> _GOAL_: Repeat each entry as written, dropping any picture you find.

> _MATERIAL PROVIDED_:

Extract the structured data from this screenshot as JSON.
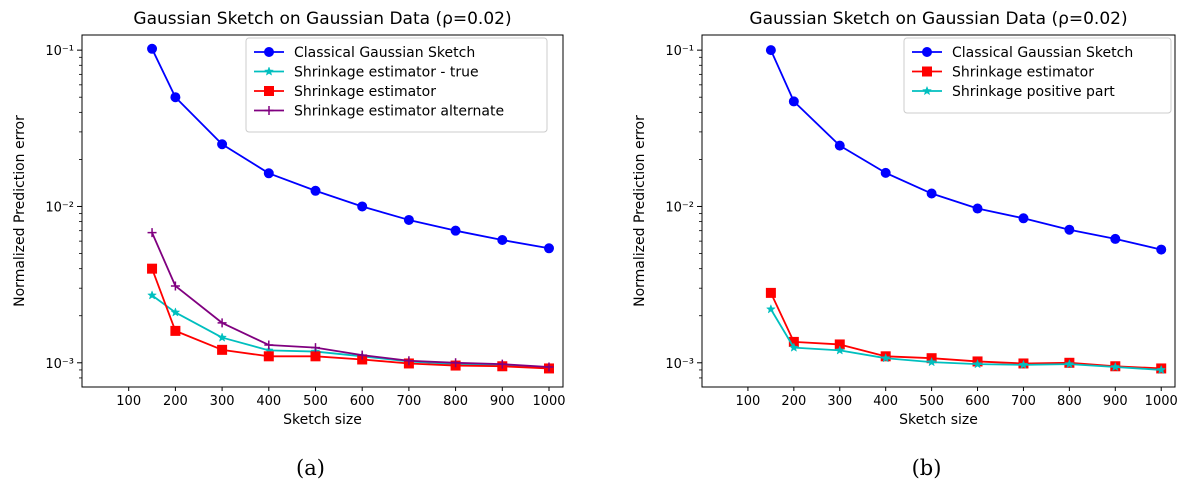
{
  "chart_data": [
    {
      "type": "line",
      "title": "Gaussian Sketch on Gaussian Data (ρ=0.02)",
      "caption": "(a)",
      "xlabel": "Sketch size",
      "ylabel": "Normalized Prediction error",
      "yscale": "log",
      "xlim": [
        0,
        1030
      ],
      "ylim": [
        0.0007,
        0.125
      ],
      "xticks": [
        100,
        200,
        300,
        400,
        500,
        600,
        700,
        800,
        900,
        1000
      ],
      "xtick_labels": [
        "100",
        "200",
        "300",
        "400",
        "500",
        "600",
        "700",
        "800",
        "900",
        "1000"
      ],
      "yticks": [
        0.001,
        0.01,
        0.1
      ],
      "ytick_labels": [
        "10⁻³",
        "10⁻²",
        "10⁻¹"
      ],
      "grid": false,
      "legend_position": "top-right",
      "x": [
        150,
        200,
        300,
        400,
        500,
        600,
        700,
        800,
        900,
        1000
      ],
      "series": [
        {
          "name": "Classical Gaussian Sketch",
          "color": "#0000ff",
          "marker": "circle",
          "values": [
            0.102,
            0.05,
            0.025,
            0.0163,
            0.0126,
            0.01,
            0.0082,
            0.007,
            0.0061,
            0.0054
          ]
        },
        {
          "name": "Shrinkage estimator - true",
          "color": "#00bfbf",
          "marker": "star",
          "values": [
            0.0027,
            0.0021,
            0.00145,
            0.0012,
            0.00118,
            0.0011,
            0.00102,
            0.00098,
            0.00096,
            0.00093
          ]
        },
        {
          "name": "Shrinkage estimator",
          "color": "#ff0000",
          "marker": "square",
          "values": [
            0.004,
            0.0016,
            0.00121,
            0.0011,
            0.0011,
            0.00105,
            0.00099,
            0.00096,
            0.00095,
            0.00092
          ]
        },
        {
          "name": "Shrinkage estimator alternate",
          "color": "#800080",
          "marker": "plus",
          "values": [
            0.0068,
            0.0031,
            0.0018,
            0.0013,
            0.00125,
            0.00112,
            0.00103,
            0.001,
            0.00098,
            0.00094
          ]
        }
      ]
    },
    {
      "type": "line",
      "title": "Gaussian Sketch on Gaussian Data (ρ=0.02)",
      "caption": "(b)",
      "xlabel": "Sketch size",
      "ylabel": "Normalized Prediction error",
      "yscale": "log",
      "xlim": [
        0,
        1030
      ],
      "ylim": [
        0.0007,
        0.125
      ],
      "xticks": [
        100,
        200,
        300,
        400,
        500,
        600,
        700,
        800,
        900,
        1000
      ],
      "xtick_labels": [
        "100",
        "200",
        "300",
        "400",
        "500",
        "600",
        "700",
        "800",
        "900",
        "1000"
      ],
      "yticks": [
        0.001,
        0.01,
        0.1
      ],
      "ytick_labels": [
        "10⁻³",
        "10⁻²",
        "10⁻¹"
      ],
      "grid": false,
      "legend_position": "top-right",
      "x": [
        150,
        200,
        300,
        400,
        500,
        600,
        700,
        800,
        900,
        1000
      ],
      "series": [
        {
          "name": "Classical Gaussian Sketch",
          "color": "#0000ff",
          "marker": "circle",
          "values": [
            0.1,
            0.047,
            0.0245,
            0.0164,
            0.0121,
            0.0097,
            0.0084,
            0.0071,
            0.0062,
            0.0053
          ]
        },
        {
          "name": "Shrinkage estimator",
          "color": "#ff0000",
          "marker": "square",
          "values": [
            0.0028,
            0.00136,
            0.00131,
            0.0011,
            0.00107,
            0.00102,
            0.00099,
            0.001,
            0.00095,
            0.00092
          ]
        },
        {
          "name": "Shrinkage positive part",
          "color": "#00bfbf",
          "marker": "star",
          "values": [
            0.0022,
            0.00125,
            0.0012,
            0.00107,
            0.00101,
            0.00098,
            0.00097,
            0.00098,
            0.00094,
            0.0009
          ]
        }
      ]
    }
  ]
}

> _RESULT OF THE EXERCISE_:
Extract the structured data from this screenshot as JSON.
{
  "chart_data": [
    {
      "type": "line",
      "title": "Gaussian Sketch on Gaussian Data (ρ=0.02)",
      "caption": "(a)",
      "xlabel": "Sketch size",
      "ylabel": "Normalized Prediction error",
      "yscale": "log",
      "xlim": [
        0,
        1030
      ],
      "ylim": [
        0.0007,
        0.125
      ],
      "xticks": [
        100,
        200,
        300,
        400,
        500,
        600,
        700,
        800,
        900,
        1000
      ],
      "xtick_labels": [
        "100",
        "200",
        "300",
        "400",
        "500",
        "600",
        "700",
        "800",
        "900",
        "1000"
      ],
      "yticks": [
        0.001,
        0.01,
        0.1
      ],
      "ytick_labels": [
        "10⁻³",
        "10⁻²",
        "10⁻¹"
      ],
      "grid": false,
      "legend_position": "top-right",
      "x": [
        150,
        200,
        300,
        400,
        500,
        600,
        700,
        800,
        900,
        1000
      ],
      "series": [
        {
          "name": "Classical Gaussian Sketch",
          "color": "#0000ff",
          "marker": "circle",
          "values": [
            0.102,
            0.05,
            0.025,
            0.0163,
            0.0126,
            0.01,
            0.0082,
            0.007,
            0.0061,
            0.0054
          ]
        },
        {
          "name": "Shrinkage estimator - true",
          "color": "#00bfbf",
          "marker": "star",
          "values": [
            0.0027,
            0.0021,
            0.00145,
            0.0012,
            0.00118,
            0.0011,
            0.00102,
            0.00098,
            0.00096,
            0.00093
          ]
        },
        {
          "name": "Shrinkage estimator",
          "color": "#ff0000",
          "marker": "square",
          "values": [
            0.004,
            0.0016,
            0.00121,
            0.0011,
            0.0011,
            0.00105,
            0.00099,
            0.00096,
            0.00095,
            0.00092
          ]
        },
        {
          "name": "Shrinkage estimator alternate",
          "color": "#800080",
          "marker": "plus",
          "values": [
            0.0068,
            0.0031,
            0.0018,
            0.0013,
            0.00125,
            0.00112,
            0.00103,
            0.001,
            0.00098,
            0.00094
          ]
        }
      ]
    },
    {
      "type": "line",
      "title": "Gaussian Sketch on Gaussian Data (ρ=0.02)",
      "caption": "(b)",
      "xlabel": "Sketch size",
      "ylabel": "Normalized Prediction error",
      "yscale": "log",
      "xlim": [
        0,
        1030
      ],
      "ylim": [
        0.0007,
        0.125
      ],
      "xticks": [
        100,
        200,
        300,
        400,
        500,
        600,
        700,
        800,
        900,
        1000
      ],
      "xtick_labels": [
        "100",
        "200",
        "300",
        "400",
        "500",
        "600",
        "700",
        "800",
        "900",
        "1000"
      ],
      "yticks": [
        0.001,
        0.01,
        0.1
      ],
      "ytick_labels": [
        "10⁻³",
        "10⁻²",
        "10⁻¹"
      ],
      "grid": false,
      "legend_position": "top-right",
      "x": [
        150,
        200,
        300,
        400,
        500,
        600,
        700,
        800,
        900,
        1000
      ],
      "series": [
        {
          "name": "Classical Gaussian Sketch",
          "color": "#0000ff",
          "marker": "circle",
          "values": [
            0.1,
            0.047,
            0.0245,
            0.0164,
            0.0121,
            0.0097,
            0.0084,
            0.0071,
            0.0062,
            0.0053
          ]
        },
        {
          "name": "Shrinkage estimator",
          "color": "#ff0000",
          "marker": "square",
          "values": [
            0.0028,
            0.00136,
            0.00131,
            0.0011,
            0.00107,
            0.00102,
            0.00099,
            0.001,
            0.00095,
            0.00092
          ]
        },
        {
          "name": "Shrinkage positive part",
          "color": "#00bfbf",
          "marker": "star",
          "values": [
            0.0022,
            0.00125,
            0.0012,
            0.00107,
            0.00101,
            0.00098,
            0.00097,
            0.00098,
            0.00094,
            0.0009
          ]
        }
      ]
    }
  ]
}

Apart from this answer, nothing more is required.